> _WRITTEN INSTRUCTION_
Lines that include the word "name" are the ones to copy.

> _DATASET ENTRIES_
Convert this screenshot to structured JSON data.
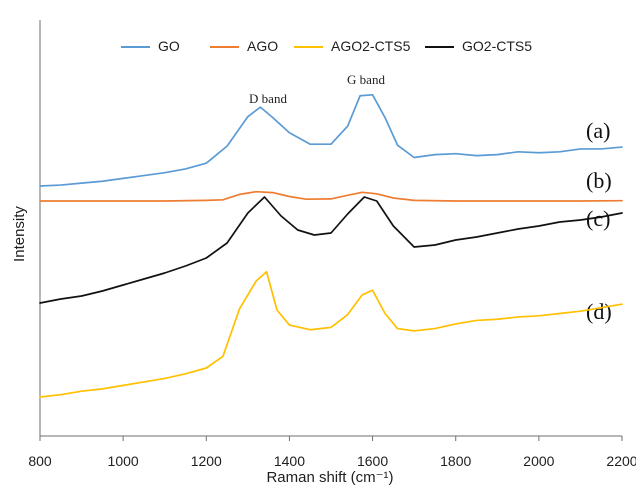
{
  "chart_data": {
    "type": "line",
    "title": "",
    "xlabel": "Raman shift (cm⁻¹)",
    "ylabel": "Intensity",
    "xlim": [
      800,
      2200
    ],
    "x_ticks": [
      800,
      1000,
      1200,
      1400,
      1600,
      1800,
      2000,
      2200
    ],
    "grid": false,
    "legend": {
      "placement": "top",
      "entries": [
        "GO",
        "AGO",
        "AGO2-CTS5",
        "GO2-CTS5"
      ]
    },
    "annotations": [
      "D band",
      "G band"
    ],
    "curve_labels": [
      "(a)",
      "(b)",
      "(c)",
      "(d)"
    ],
    "series": [
      {
        "name": "GO",
        "label": "(a)",
        "color": "#5b9bd5",
        "points": [
          [
            800,
            0.0
          ],
          [
            850,
            0.01
          ],
          [
            900,
            0.03
          ],
          [
            950,
            0.05
          ],
          [
            1000,
            0.08
          ],
          [
            1050,
            0.11
          ],
          [
            1100,
            0.14
          ],
          [
            1150,
            0.18
          ],
          [
            1200,
            0.24
          ],
          [
            1250,
            0.42
          ],
          [
            1300,
            0.73
          ],
          [
            1330,
            0.83
          ],
          [
            1360,
            0.72
          ],
          [
            1400,
            0.56
          ],
          [
            1450,
            0.44
          ],
          [
            1500,
            0.44
          ],
          [
            1540,
            0.63
          ],
          [
            1570,
            0.95
          ],
          [
            1600,
            0.96
          ],
          [
            1630,
            0.72
          ],
          [
            1660,
            0.43
          ],
          [
            1700,
            0.3
          ],
          [
            1750,
            0.33
          ],
          [
            1800,
            0.34
          ],
          [
            1850,
            0.32
          ],
          [
            1900,
            0.33
          ],
          [
            1950,
            0.36
          ],
          [
            2000,
            0.35
          ],
          [
            2050,
            0.36
          ],
          [
            2100,
            0.39
          ],
          [
            2150,
            0.39
          ],
          [
            2200,
            0.41
          ]
        ]
      },
      {
        "name": "AGO",
        "label": "(b)",
        "color": "#ed7d31",
        "points": [
          [
            800,
            0.0
          ],
          [
            900,
            0.0
          ],
          [
            1000,
            0.0
          ],
          [
            1100,
            0.0
          ],
          [
            1200,
            0.02
          ],
          [
            1240,
            0.04
          ],
          [
            1280,
            0.22
          ],
          [
            1320,
            0.31
          ],
          [
            1360,
            0.28
          ],
          [
            1400,
            0.15
          ],
          [
            1440,
            0.06
          ],
          [
            1500,
            0.07
          ],
          [
            1540,
            0.19
          ],
          [
            1575,
            0.29
          ],
          [
            1610,
            0.24
          ],
          [
            1650,
            0.1
          ],
          [
            1700,
            0.02
          ],
          [
            1800,
            0.0
          ],
          [
            1900,
            0.0
          ],
          [
            2000,
            0.0
          ],
          [
            2100,
            0.0
          ],
          [
            2200,
            0.01
          ]
        ]
      },
      {
        "name": "GO2-CTS5",
        "label": "(c)",
        "color": "#111111",
        "points": [
          [
            800,
            0.0
          ],
          [
            850,
            0.04
          ],
          [
            900,
            0.07
          ],
          [
            950,
            0.12
          ],
          [
            1000,
            0.18
          ],
          [
            1050,
            0.24
          ],
          [
            1100,
            0.3
          ],
          [
            1150,
            0.37
          ],
          [
            1200,
            0.45
          ],
          [
            1250,
            0.6
          ],
          [
            1300,
            0.9
          ],
          [
            1340,
            1.06
          ],
          [
            1380,
            0.87
          ],
          [
            1420,
            0.73
          ],
          [
            1460,
            0.68
          ],
          [
            1500,
            0.7
          ],
          [
            1540,
            0.89
          ],
          [
            1580,
            1.06
          ],
          [
            1610,
            1.02
          ],
          [
            1650,
            0.77
          ],
          [
            1700,
            0.56
          ],
          [
            1750,
            0.58
          ],
          [
            1800,
            0.63
          ],
          [
            1850,
            0.66
          ],
          [
            1900,
            0.7
          ],
          [
            1950,
            0.74
          ],
          [
            2000,
            0.77
          ],
          [
            2050,
            0.81
          ],
          [
            2100,
            0.83
          ],
          [
            2150,
            0.86
          ],
          [
            2200,
            0.9
          ]
        ]
      },
      {
        "name": "AGO2-CTS5",
        "label": "(d)",
        "color": "#ffc000",
        "points": [
          [
            800,
            0.0
          ],
          [
            850,
            0.02
          ],
          [
            900,
            0.05
          ],
          [
            950,
            0.07
          ],
          [
            1000,
            0.1
          ],
          [
            1050,
            0.13
          ],
          [
            1100,
            0.16
          ],
          [
            1150,
            0.2
          ],
          [
            1200,
            0.25
          ],
          [
            1240,
            0.35
          ],
          [
            1280,
            0.76
          ],
          [
            1320,
            1.0
          ],
          [
            1345,
            1.08
          ],
          [
            1370,
            0.75
          ],
          [
            1400,
            0.62
          ],
          [
            1450,
            0.58
          ],
          [
            1500,
            0.6
          ],
          [
            1540,
            0.71
          ],
          [
            1575,
            0.88
          ],
          [
            1600,
            0.92
          ],
          [
            1630,
            0.72
          ],
          [
            1660,
            0.59
          ],
          [
            1700,
            0.57
          ],
          [
            1750,
            0.59
          ],
          [
            1800,
            0.63
          ],
          [
            1850,
            0.66
          ],
          [
            1900,
            0.67
          ],
          [
            1950,
            0.69
          ],
          [
            2000,
            0.7
          ],
          [
            2050,
            0.72
          ],
          [
            2100,
            0.74
          ],
          [
            2150,
            0.77
          ],
          [
            2200,
            0.8
          ]
        ]
      }
    ]
  }
}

> _WRITTEN ANSWER_
        "name": "GO",
        "name": "AGO",
        "name": "GO2-CTS5",
        "name": "AGO2-CTS5",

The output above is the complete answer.